» **What is needed**
Please output the lines below as a JSON list of strings, one string per line, with blank lines left out.

» **The input**

....

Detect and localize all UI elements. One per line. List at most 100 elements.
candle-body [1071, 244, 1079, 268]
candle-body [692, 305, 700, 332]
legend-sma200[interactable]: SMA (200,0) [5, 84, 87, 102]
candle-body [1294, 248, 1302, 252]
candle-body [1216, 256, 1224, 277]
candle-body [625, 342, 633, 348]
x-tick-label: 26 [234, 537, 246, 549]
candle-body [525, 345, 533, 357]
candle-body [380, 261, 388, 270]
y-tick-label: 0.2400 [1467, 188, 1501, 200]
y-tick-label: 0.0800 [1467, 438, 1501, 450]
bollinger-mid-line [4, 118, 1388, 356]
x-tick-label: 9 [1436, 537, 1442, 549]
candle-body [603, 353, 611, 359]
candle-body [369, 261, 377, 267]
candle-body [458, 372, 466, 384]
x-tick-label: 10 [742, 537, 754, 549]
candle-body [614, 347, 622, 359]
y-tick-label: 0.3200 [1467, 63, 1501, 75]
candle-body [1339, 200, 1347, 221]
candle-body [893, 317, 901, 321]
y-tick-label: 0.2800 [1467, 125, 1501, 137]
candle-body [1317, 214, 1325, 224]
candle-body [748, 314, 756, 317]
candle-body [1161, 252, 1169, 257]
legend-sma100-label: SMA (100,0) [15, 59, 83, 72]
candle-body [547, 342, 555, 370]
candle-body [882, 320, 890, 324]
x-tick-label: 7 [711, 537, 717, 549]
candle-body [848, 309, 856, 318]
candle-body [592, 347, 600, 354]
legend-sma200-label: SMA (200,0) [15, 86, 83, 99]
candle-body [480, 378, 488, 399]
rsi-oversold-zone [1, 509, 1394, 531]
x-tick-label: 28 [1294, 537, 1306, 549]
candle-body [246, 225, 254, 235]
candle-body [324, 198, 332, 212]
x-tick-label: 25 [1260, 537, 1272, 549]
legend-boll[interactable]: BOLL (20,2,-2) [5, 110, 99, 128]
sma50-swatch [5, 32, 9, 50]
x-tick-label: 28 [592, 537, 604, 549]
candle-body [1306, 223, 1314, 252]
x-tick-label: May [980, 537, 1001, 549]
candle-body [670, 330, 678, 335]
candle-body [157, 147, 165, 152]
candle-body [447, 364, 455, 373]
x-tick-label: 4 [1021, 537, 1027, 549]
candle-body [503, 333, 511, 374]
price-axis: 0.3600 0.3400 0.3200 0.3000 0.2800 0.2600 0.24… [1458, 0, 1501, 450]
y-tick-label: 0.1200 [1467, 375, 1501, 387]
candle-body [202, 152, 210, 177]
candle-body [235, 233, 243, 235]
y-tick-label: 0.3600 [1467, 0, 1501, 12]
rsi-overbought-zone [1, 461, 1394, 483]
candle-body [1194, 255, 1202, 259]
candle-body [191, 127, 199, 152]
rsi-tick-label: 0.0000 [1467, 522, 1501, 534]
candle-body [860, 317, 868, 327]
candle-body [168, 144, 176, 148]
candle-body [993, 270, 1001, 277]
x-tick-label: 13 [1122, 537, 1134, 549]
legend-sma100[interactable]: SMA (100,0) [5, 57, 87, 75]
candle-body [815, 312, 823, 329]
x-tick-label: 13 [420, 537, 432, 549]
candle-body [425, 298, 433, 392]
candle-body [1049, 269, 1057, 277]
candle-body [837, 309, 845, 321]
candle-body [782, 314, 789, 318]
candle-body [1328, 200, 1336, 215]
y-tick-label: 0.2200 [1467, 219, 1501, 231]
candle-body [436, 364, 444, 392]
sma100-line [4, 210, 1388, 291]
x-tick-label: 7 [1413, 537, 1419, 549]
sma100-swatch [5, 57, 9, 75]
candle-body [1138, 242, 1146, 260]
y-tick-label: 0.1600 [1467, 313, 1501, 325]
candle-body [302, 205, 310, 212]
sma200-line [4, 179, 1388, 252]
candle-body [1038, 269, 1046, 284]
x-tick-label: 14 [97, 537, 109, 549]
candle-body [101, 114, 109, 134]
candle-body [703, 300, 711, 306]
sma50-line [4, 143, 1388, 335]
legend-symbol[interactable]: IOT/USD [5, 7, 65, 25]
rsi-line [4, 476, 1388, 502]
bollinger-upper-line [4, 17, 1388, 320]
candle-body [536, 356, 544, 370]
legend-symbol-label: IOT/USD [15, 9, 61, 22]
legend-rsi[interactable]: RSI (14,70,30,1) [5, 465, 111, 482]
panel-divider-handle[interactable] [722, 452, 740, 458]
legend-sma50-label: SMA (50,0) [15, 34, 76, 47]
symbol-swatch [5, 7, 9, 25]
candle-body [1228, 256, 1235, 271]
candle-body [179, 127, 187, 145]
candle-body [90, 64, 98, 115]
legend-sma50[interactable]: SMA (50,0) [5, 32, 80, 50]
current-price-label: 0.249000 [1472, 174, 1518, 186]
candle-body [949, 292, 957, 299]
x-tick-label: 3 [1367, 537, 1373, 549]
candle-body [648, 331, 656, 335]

....

» **Task output**
[
  "Detect and localize all UI elements. One per line. List at most 100 elements.",
  "candle-body [1071, 244, 1079, 268]",
  "candle-body [692, 305, 700, 332]",
  "legend-sma200[interactable]: SMA (200,0) [5, 84, 87, 102]",
  "candle-body [1294, 248, 1302, 252]",
  "candle-body [1216, 256, 1224, 277]",
  "candle-body [625, 342, 633, 348]",
  "x-tick-label: 26 [234, 537, 246, 549]",
  "candle-body [525, 345, 533, 357]",
  "candle-body [380, 261, 388, 270]",
  "y-tick-label: 0.2400 [1467, 188, 1501, 200]",
  "y-tick-label: 0.0800 [1467, 438, 1501, 450]",
  "bollinger-mid-line [4, 118, 1388, 356]",
  "x-tick-label: 9 [1436, 537, 1442, 549]",
  "candle-body [603, 353, 611, 359]",
  "candle-body [369, 261, 377, 267]",
  "candle-body [458, 372, 466, 384]",
  "x-tick-label: 10 [742, 537, 754, 549]",
  "candle-body [614, 347, 622, 359]",
  "y-tick-label: 0.3200 [1467, 63, 1501, 75]",
  "candle-body [1339, 200, 1347, 221]",
  "candle-body [893, 317, 901, 321]",
  "y-tick-label: 0.2800 [1467, 125, 1501, 137]",
  "candle-body [1317, 214, 1325, 224]",
  "candle-body [748, 314, 756, 317]",
  "candle-body [1161, 252, 1169, 257]",
  "legend-sma100-label: SMA (100,0) [15, 59, 83, 72]",
  "candle-body [547, 342, 555, 370]",
  "candle-body [882, 320, 890, 324]",
  "x-tick-label: 7 [711, 537, 717, 549]",
  "candle-body [848, 309, 856, 318]",
  "candle-body [592, 347, 600, 354]",
  "legend-sma200-label: SMA (200,0) [15, 86, 83, 99]",
  "candle-body [480, 378, 488, 399]",
  "rsi-oversold-zone [1, 509, 1394, 531]",
  "x-tick-label: 28 [1294, 537, 1306, 549]",
  "candle-body [246, 225, 254, 235]",
  "candle-body [324, 198, 332, 212]",
  "x-tick-label: 25 [1260, 537, 1272, 549]",
  "legend-boll[interactable]: BOLL (20,2,-2) [5, 110, 99, 128]",
  "sma50-swatch [5, 32, 9, 50]",
  "x-tick-label: 28 [592, 537, 604, 549]",
  "candle-body [1306, 223, 1314, 252]",
  "x-tick-label: May [980, 537, 1001, 549]",
  "candle-body [670, 330, 678, 335]",
  "candle-body [157, 147, 165, 152]",
  "candle-body [447, 364, 455, 373]",
  "x-tick-label: 4 [1021, 537, 1027, 549]",
  "candle-body [503, 333, 511, 374]",
  "price-axis: 0.3600 0.3400 0.3200 0.3000 0.2800 0.2600 0.24… [1458, 0, 1501, 450]",
  "y-tick-label: 0.1200 [1467, 375, 1501, 387]",
  "candle-body [202, 152, 210, 177]",
  "candle-body [235, 233, 243, 235]",
  "y-tick-label: 0.3600 [1467, 0, 1501, 12]",
  "rsi-overbought-zone [1, 461, 1394, 483]",
  "candle-body [1194, 255, 1202, 259]",
  "candle-body [191, 127, 199, 152]",
  "rsi-tick-label: 0.0000 [1467, 522, 1501, 534]",
  "candle-body [860, 317, 868, 327]",
  "candle-body [168, 144, 176, 148]",
  "candle-body [993, 270, 1001, 277]",
  "x-tick-label: 13 [1122, 537, 1134, 549]",
  "legend-sma100[interactable]: SMA (100,0) [5, 57, 87, 75]",
  "candle-body [815, 312, 823, 329]",
  "x-tick-label: 13 [420, 537, 432, 549]",
  "candle-body [425, 298, 433, 392]",
  "candle-body [1049, 269, 1057, 277]",
  "candle-body [837, 309, 845, 321]",
  "candle-body [782, 314, 789, 318]",
  "candle-body [1328, 200, 1336, 215]",
  "y-tick-label: 0.2200 [1467, 219, 1501, 231]",
  "candle-body [436, 364, 444, 392]",
  "sma100-line [4, 210, 1388, 291]",
  "x-tick-label: 7 [1413, 537, 1419, 549]",
  "sma100-swatch [5, 57, 9, 75]",
  "candle-body [1138, 242, 1146, 260]",
  "y-tick-label: 0.1600 [1467, 313, 1501, 325]",
  "candle-body [302, 205, 310, 212]",
  "sma200-line [4, 179, 1388, 252]",
  "candle-body [1038, 269, 1046, 284]",
  "x-tick-label: 14 [97, 537, 109, 549]",
  "candle-body [101, 114, 109, 134]",
  "candle-body [703, 300, 711, 306]",
  "sma50-line [4, 143, 1388, 335]",
  "legend-symbol[interactable]: IOT/USD [5, 7, 65, 25]",
  "rsi-line [4, 476, 1388, 502]",
  "bollinger-upper-line [4, 17, 1388, 320]",
  "candle-body [536, 356, 544, 370]",
  "legend-symbol-label: IOT/USD [15, 9, 61, 22]",
  "legend-rsi[interactable]: RSI (14,70,30,1) [5, 465, 111, 482]",
  "panel-divider-handle[interactable] [722, 452, 740, 458]",
  "legend-sma50-label: SMA (50,0) [15, 34, 76, 47]",
  "symbol-swatch [5, 7, 9, 25]",
  "candle-body [1228, 256, 1235, 271]",
  "candle-body [179, 127, 187, 145]",
  "candle-body [90, 64, 98, 115]",
  "legend-sma50[interactable]: SMA (50,0) [5, 32, 80, 50]",
  "current-price-label: 0.249000 [1472, 174, 1518, 186]",
  "candle-body [949, 292, 957, 299]",
  "x-tick-label: 3 [1367, 537, 1373, 549]",
  "candle-body [648, 331, 656, 335]"
]